=== WHAT THE TASK REQUIRES ===
Search the listing below for the string "note" and show each line that contains it.

=== ENTRIES SHOWN ===

::::

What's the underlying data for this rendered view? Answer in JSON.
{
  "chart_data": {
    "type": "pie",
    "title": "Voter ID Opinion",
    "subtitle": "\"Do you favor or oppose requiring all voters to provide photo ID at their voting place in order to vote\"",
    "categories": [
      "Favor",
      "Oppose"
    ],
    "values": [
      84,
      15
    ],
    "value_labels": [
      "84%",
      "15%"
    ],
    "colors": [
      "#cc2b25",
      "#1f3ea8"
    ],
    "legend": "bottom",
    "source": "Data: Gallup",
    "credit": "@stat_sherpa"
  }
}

::::

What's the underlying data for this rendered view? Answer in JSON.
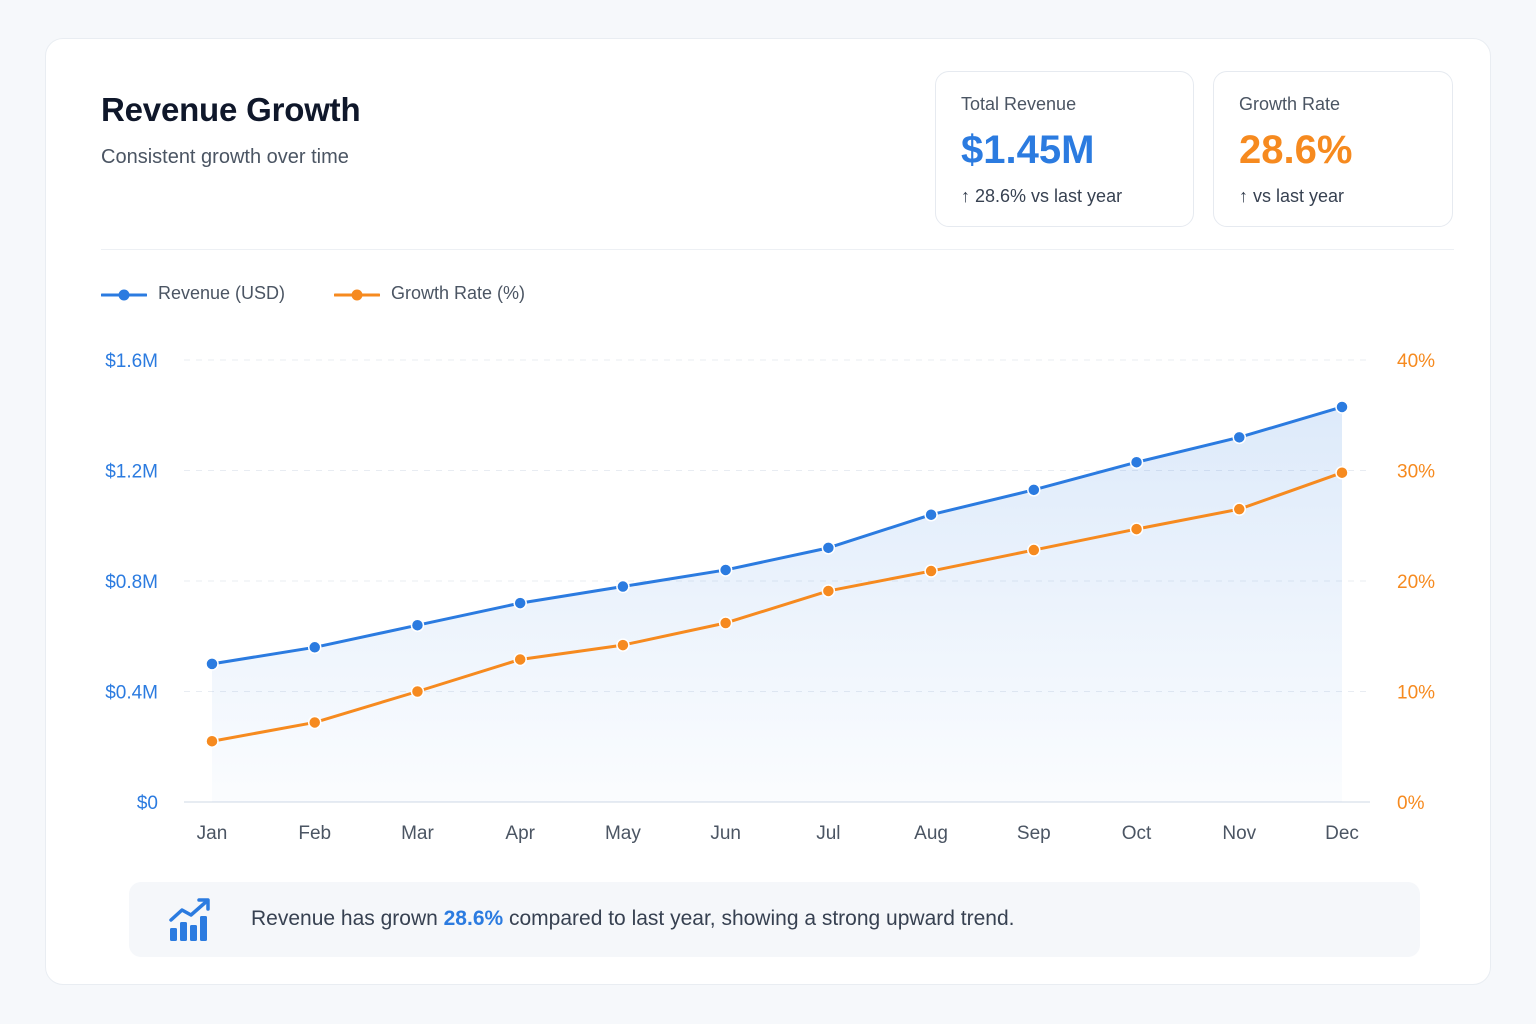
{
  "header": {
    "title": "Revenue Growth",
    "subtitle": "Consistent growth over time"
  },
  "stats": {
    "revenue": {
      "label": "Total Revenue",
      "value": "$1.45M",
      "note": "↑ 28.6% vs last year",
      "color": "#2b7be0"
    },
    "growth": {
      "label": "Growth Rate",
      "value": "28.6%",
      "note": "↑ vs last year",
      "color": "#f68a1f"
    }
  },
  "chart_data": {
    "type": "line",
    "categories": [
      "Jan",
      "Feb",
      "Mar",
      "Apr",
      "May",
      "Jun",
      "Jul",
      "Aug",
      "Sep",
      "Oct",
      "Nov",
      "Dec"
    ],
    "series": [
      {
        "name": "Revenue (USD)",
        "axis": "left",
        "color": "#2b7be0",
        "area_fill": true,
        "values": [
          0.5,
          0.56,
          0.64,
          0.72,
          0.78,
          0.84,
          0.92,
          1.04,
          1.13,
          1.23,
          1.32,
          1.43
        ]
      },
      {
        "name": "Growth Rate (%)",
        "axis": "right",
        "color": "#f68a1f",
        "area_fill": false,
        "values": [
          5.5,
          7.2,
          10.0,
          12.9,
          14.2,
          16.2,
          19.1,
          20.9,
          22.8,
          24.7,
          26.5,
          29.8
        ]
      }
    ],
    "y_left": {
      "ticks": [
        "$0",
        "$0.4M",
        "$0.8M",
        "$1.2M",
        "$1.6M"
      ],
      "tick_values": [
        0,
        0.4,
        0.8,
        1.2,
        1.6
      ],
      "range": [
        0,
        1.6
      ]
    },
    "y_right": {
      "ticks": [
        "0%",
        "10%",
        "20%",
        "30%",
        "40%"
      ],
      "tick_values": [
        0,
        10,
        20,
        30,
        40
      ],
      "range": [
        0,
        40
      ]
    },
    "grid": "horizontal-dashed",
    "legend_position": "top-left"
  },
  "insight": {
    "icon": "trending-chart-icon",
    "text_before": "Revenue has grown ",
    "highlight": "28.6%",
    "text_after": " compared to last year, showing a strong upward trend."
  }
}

::::

=== SOLUTION ===
      "note": "↑ 28.6% vs last year",
      "note": "↑ vs last year",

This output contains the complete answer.